═════ RAW DATA ═════

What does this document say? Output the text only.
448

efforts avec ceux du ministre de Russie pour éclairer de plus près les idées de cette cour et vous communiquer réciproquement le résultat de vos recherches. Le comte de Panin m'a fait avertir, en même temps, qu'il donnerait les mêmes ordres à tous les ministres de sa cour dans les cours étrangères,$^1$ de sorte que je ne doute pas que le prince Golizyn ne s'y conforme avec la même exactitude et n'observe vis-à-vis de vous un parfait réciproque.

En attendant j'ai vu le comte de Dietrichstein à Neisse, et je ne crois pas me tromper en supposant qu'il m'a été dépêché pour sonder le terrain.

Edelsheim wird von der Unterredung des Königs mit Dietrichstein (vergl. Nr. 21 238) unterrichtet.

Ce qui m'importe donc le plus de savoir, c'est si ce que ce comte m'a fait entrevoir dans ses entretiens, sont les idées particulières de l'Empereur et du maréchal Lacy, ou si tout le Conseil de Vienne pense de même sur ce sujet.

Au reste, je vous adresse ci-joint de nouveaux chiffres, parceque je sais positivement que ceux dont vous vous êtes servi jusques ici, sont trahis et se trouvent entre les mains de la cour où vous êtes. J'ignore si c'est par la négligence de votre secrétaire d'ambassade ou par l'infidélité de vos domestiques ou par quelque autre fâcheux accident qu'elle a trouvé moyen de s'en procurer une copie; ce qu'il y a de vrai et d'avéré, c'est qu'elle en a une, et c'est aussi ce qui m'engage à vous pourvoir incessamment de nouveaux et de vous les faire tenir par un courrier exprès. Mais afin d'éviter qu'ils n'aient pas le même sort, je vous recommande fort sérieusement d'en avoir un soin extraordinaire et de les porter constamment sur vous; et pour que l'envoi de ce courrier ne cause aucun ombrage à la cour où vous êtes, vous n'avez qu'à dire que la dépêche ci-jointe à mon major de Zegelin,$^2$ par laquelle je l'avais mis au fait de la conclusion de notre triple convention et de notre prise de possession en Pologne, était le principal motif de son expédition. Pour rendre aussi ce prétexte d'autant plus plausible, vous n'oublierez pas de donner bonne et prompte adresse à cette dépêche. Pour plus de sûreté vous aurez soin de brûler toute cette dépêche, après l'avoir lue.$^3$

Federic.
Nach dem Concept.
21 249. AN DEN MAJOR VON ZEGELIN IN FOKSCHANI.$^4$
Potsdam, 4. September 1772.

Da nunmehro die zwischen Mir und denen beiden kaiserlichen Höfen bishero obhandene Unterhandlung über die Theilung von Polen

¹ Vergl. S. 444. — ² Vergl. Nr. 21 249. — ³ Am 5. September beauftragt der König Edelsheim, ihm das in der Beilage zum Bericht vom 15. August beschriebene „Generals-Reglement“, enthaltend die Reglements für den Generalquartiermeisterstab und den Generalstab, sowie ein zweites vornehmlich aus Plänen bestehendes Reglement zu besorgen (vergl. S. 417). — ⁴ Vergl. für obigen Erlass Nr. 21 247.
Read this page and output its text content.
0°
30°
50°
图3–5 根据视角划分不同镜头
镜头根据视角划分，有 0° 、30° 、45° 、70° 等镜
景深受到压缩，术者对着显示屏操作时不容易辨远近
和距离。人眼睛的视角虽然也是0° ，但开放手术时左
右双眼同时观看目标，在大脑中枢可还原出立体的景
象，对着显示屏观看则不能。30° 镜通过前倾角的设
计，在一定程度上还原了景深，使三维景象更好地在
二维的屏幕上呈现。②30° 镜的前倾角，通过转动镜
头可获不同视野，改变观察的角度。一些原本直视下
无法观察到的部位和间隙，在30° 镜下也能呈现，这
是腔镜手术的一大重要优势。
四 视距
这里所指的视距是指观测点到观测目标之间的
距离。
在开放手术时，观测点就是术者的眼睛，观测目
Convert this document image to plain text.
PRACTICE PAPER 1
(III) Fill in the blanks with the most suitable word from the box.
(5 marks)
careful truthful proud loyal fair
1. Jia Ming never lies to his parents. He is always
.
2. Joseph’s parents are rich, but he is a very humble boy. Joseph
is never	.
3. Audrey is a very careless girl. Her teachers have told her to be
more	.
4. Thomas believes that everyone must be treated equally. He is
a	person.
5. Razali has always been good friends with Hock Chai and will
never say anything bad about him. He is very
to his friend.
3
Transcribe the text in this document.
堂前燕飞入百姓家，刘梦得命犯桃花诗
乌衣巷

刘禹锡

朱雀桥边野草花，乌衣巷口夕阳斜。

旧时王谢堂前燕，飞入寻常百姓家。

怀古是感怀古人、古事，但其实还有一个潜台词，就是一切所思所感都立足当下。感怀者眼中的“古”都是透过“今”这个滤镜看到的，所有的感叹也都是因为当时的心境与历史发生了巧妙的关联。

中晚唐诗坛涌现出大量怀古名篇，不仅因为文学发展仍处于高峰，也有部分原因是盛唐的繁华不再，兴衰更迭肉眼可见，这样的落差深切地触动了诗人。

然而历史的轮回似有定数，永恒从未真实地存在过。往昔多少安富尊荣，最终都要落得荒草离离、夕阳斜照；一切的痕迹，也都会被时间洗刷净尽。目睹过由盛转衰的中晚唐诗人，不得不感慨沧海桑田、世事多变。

═════

SET TASK.
Quote all the records. Keep every word exact.

CORRECT ANSWER.
What does this document say? Output the text only.
448

efforts avec ceux du ministre de Russie pour éclairer de plus près les idées de cette cour et vous communiquer réciproquement le résultat de vos recherches. Le comte de Panin m'a fait avertir, en même temps, qu'il donnerait les mêmes ordres à tous les ministres de sa cour dans les cours étrangères,$^1$ de sorte que je ne doute pas que le prince Golizyn ne s'y conforme avec la même exactitude et n'observe vis-à-vis de vous un parfait réciproque.

En attendant j'ai vu le comte de Dietrichstein à Neisse, et je ne crois pas me tromper en supposant qu'il m'a été dépêché pour sonder le terrain.

Edelsheim wird von der Unterredung des Königs mit Dietrichstein (vergl. Nr. 21 238) unterrichtet.

Ce qui m'importe donc le plus de savoir, c'est si ce que ce comte m'a fait entrevoir dans ses entretiens, sont les idées particulières de l'Empereur et du maréchal Lacy, ou si tout le Conseil de Vienne pense de même sur ce sujet.

Au reste, je vous adresse ci-joint de nouveaux chiffres, parceque je sais positivement que ceux dont vous vous êtes servi jusques ici, sont trahis et se trouvent entre les mains de la cour où vous êtes. J'ignore si c'est par la négligence de votre secrétaire d'ambassade ou par l'infidélité de vos domestiques ou par quelque autre fâcheux accident qu'elle a trouvé moyen de s'en procurer une copie; ce qu'il y a de vrai et d'avéré, c'est qu'elle en a une, et c'est aussi ce qui m'engage à vous pourvoir incessamment de nouveaux et de vous les faire tenir par un courrier exprès. Mais afin d'éviter qu'ils n'aient pas le même sort, je vous recommande fort sérieusement d'en avoir un soin extraordinaire et de les porter constamment sur vous; et pour que l'envoi de ce courrier ne cause aucun ombrage à la cour où vous êtes, vous n'avez qu'à dire que la dépêche ci-jointe à mon major de Zegelin,$^2$ par laquelle je l'avais mis au fait de la conclusion de notre triple convention et de notre prise de possession en Pologne, était le principal motif de son expédition. Pour rendre aussi ce prétexte d'autant plus plausible, vous n'oublierez pas de donner bonne et prompte adresse à cette dépêche. Pour plus de sûreté vous aurez soin de brûler toute cette dépêche, après l'avoir lue.$^3$

Federic.
Nach dem Concept.
21 249. AN DEN MAJOR VON ZEGELIN IN FOKSCHANI.$^4$
Potsdam, 4. September 1772.

Da nunmehro die zwischen Mir und denen beiden kaiserlichen Höfen bishero obhandene Unterhandlung über die Theilung von Polen

¹ Vergl. S. 444. — ² Vergl. Nr. 21 249. — ³ Am 5. September beauftragt der König Edelsheim, ihm das in der Beilage zum Bericht vom 15. August beschriebene „Generals-Reglement“, enthaltend die Reglements für den Generalquartiermeisterstab und den Generalstab, sowie ein zweites vornehmlich aus Plänen bestehendes Reglement zu besorgen (vergl. S. 417). — ⁴ Vergl. für obigen Erlass Nr. 21 247.
Read this page and output its text content.
0°
30°
50°
图3–5 根据视角划分不同镜头
镜头根据视角划分，有 0° 、30° 、45° 、70° 等镜
景深受到压缩，术者对着显示屏操作时不容易辨远近
和距离。人眼睛的视角虽然也是0° ，但开放手术时左
右双眼同时观看目标，在大脑中枢可还原出立体的景
象，对着显示屏观看则不能。30° 镜通过前倾角的设
计，在一定程度上还原了景深，使三维景象更好地在
二维的屏幕上呈现。②30° 镜的前倾角，通过转动镜
头可获不同视野，改变观察的角度。一些原本直视下
无法观察到的部位和间隙，在30° 镜下也能呈现，这
是腔镜手术的一大重要优势。
四 视距
这里所指的视距是指观测点到观测目标之间的
距离。
在开放手术时，观测点就是术者的眼睛，观测目
Convert this document image to plain text.
PRACTICE PAPER 1
(III) Fill in the blanks with the most suitable word from the box.
(5 marks)
careful truthful proud loyal fair
1. Jia Ming never lies to his parents. He is always
.
2. Joseph’s parents are rich, but he is a very humble boy. Joseph
is never	.
3. Audrey is a very careless girl. Her teachers have told her to be
more	.
4. Thomas believes that everyone must be treated equally. He is
a	person.
5. Razali has always been good friends with Hock Chai and will
never say anything bad about him. He is very
to his friend.
3
Transcribe the text in this document.
堂前燕飞入百姓家，刘梦得命犯桃花诗
乌衣巷

刘禹锡

朱雀桥边野草花，乌衣巷口夕阳斜。

旧时王谢堂前燕，飞入寻常百姓家。

怀古是感怀古人、古事，但其实还有一个潜台词，就是一切所思所感都立足当下。感怀者眼中的“古”都是透过“今”这个滤镜看到的，所有的感叹也都是因为当时的心境与历史发生了巧妙的关联。

中晚唐诗坛涌现出大量怀古名篇，不仅因为文学发展仍处于高峰，也有部分原因是盛唐的繁华不再，兴衰更迭肉眼可见，这样的落差深切地触动了诗人。

然而历史的轮回似有定数，永恒从未真实地存在过。往昔多少安富尊荣，最终都要落得荒草离离、夕阳斜照；一切的痕迹，也都会被时间洗刷净尽。目睹过由盛转衰的中晚唐诗人，不得不感慨沧海桑田、世事多变。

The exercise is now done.